(Saved data entries)
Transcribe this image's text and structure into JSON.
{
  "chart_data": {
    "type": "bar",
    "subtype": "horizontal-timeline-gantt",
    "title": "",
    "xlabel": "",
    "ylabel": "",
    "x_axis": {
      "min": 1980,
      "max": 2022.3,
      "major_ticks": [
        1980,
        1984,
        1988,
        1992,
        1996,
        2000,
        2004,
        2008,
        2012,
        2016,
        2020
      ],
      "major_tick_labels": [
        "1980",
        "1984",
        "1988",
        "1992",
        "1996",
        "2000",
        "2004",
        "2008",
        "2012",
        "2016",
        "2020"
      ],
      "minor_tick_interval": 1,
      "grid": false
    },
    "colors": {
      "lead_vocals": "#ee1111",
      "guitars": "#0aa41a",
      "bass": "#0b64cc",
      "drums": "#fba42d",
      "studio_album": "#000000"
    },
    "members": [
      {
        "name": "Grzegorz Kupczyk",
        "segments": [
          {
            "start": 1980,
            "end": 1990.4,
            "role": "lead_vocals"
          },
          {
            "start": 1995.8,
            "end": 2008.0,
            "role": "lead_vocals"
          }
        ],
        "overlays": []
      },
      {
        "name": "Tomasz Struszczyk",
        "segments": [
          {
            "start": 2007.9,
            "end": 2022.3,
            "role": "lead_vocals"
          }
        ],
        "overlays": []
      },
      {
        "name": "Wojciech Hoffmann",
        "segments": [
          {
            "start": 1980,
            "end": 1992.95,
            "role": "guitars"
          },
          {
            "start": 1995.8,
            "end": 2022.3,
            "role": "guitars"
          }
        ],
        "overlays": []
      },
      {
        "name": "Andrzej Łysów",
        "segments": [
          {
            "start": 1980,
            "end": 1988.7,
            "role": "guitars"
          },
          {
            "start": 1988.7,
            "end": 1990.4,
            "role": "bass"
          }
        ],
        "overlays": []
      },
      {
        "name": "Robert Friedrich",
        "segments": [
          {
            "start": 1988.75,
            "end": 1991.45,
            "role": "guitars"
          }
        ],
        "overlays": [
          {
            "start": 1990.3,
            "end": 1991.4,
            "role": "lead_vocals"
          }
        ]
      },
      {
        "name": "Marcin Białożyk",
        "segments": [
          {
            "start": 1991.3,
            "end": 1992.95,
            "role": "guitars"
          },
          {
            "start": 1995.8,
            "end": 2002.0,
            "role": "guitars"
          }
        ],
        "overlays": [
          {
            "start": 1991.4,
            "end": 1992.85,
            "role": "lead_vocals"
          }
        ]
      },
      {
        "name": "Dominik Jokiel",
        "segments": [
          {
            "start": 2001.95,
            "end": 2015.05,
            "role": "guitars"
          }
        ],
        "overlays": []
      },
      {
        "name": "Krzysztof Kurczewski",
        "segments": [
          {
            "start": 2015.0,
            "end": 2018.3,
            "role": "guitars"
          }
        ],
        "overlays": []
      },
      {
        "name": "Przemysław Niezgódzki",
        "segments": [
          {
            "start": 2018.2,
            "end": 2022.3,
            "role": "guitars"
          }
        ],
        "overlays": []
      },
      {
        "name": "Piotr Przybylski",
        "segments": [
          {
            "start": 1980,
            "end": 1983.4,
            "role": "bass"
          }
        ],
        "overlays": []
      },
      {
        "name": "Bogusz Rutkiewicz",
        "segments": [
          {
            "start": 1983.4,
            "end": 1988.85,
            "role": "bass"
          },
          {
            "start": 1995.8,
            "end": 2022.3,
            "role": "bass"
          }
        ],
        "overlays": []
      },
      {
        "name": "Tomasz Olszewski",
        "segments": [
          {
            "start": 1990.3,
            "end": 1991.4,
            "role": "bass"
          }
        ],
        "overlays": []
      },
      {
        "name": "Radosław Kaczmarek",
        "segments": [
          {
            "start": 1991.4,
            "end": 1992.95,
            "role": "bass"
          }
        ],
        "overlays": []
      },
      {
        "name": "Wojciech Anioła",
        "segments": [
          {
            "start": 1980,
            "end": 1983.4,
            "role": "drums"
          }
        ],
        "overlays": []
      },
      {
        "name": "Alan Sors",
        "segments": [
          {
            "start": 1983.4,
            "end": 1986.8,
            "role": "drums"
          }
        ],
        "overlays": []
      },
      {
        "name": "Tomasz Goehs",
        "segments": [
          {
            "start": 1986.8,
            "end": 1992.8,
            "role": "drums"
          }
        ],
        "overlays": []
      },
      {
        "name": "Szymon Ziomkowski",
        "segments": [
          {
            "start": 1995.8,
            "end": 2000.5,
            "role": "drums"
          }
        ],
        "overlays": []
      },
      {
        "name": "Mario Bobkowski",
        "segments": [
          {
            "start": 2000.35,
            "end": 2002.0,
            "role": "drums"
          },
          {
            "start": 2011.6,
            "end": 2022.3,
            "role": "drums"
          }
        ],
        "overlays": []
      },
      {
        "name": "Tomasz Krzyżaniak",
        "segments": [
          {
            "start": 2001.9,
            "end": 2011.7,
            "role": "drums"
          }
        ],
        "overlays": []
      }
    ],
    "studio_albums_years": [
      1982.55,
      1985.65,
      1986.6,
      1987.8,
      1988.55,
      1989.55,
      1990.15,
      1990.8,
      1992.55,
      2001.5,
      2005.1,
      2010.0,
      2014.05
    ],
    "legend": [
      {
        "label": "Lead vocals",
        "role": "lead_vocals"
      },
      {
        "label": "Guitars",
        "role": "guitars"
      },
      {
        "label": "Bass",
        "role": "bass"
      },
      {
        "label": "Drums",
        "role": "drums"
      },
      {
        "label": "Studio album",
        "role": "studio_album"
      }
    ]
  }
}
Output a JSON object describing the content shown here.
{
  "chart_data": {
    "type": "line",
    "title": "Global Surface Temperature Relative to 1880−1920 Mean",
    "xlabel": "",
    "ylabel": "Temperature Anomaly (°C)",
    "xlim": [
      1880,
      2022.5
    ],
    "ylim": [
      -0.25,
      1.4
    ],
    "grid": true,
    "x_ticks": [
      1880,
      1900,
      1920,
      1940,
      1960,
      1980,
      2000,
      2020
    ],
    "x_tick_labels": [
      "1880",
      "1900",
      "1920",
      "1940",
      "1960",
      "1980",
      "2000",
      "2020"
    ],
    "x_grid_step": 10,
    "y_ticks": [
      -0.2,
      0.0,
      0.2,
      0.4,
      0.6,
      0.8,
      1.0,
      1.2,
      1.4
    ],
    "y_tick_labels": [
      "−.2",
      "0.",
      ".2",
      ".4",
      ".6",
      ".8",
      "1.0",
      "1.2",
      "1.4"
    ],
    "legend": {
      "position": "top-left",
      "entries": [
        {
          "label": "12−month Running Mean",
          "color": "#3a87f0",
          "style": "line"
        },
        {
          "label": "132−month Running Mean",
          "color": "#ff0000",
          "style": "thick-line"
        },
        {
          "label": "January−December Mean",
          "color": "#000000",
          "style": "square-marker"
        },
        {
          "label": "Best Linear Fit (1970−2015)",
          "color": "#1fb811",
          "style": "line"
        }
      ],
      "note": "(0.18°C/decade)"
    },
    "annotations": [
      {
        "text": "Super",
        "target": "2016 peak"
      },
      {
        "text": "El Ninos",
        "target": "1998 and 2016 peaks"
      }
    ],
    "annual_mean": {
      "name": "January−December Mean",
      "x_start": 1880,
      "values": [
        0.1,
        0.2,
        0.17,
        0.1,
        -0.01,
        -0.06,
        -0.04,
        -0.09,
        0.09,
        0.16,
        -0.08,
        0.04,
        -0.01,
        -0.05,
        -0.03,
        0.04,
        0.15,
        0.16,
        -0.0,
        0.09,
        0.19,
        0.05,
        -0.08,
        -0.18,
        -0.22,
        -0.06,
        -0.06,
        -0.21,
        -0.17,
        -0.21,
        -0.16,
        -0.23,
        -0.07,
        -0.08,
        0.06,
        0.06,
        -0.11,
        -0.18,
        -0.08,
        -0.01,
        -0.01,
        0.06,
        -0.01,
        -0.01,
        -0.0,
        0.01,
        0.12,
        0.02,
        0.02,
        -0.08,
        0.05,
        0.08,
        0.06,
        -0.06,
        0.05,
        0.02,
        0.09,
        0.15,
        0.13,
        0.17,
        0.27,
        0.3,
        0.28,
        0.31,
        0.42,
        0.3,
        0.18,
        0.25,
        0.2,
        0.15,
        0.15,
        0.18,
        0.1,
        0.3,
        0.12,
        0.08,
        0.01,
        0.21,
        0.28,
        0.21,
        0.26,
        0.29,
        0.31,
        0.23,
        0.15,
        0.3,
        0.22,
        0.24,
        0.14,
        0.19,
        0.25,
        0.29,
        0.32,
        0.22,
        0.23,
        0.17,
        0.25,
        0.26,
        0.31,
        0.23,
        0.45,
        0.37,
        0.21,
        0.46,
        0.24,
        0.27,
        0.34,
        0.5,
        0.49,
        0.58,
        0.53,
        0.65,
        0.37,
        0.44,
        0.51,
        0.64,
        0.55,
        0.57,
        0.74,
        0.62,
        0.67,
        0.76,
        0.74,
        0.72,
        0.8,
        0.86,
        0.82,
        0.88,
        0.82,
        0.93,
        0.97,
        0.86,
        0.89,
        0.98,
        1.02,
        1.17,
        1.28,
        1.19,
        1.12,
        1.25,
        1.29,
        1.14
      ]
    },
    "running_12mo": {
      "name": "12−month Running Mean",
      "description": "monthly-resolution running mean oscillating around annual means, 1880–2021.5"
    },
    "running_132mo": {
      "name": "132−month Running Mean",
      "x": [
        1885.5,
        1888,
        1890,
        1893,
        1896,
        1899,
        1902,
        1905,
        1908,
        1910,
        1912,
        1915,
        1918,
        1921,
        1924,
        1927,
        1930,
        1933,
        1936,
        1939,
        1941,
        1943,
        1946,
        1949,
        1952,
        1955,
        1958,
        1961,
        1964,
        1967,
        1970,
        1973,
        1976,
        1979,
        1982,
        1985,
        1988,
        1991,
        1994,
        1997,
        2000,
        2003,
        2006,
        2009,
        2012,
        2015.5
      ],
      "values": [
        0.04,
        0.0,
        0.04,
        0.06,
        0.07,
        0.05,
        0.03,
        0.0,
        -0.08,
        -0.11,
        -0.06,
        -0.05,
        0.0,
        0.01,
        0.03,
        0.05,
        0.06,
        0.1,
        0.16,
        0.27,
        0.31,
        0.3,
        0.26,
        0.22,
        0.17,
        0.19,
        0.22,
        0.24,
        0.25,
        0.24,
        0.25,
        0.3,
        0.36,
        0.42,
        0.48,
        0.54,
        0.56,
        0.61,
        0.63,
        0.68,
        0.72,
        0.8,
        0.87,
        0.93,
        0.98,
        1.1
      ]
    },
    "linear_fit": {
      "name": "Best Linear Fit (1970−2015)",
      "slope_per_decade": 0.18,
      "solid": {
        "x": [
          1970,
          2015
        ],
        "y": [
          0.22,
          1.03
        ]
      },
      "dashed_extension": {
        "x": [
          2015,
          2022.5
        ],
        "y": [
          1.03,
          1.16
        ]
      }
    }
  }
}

**Challenge**
Say how many lines in this listing hold the string "Wojciech", giving the count and nothing more.

**Finished task**
2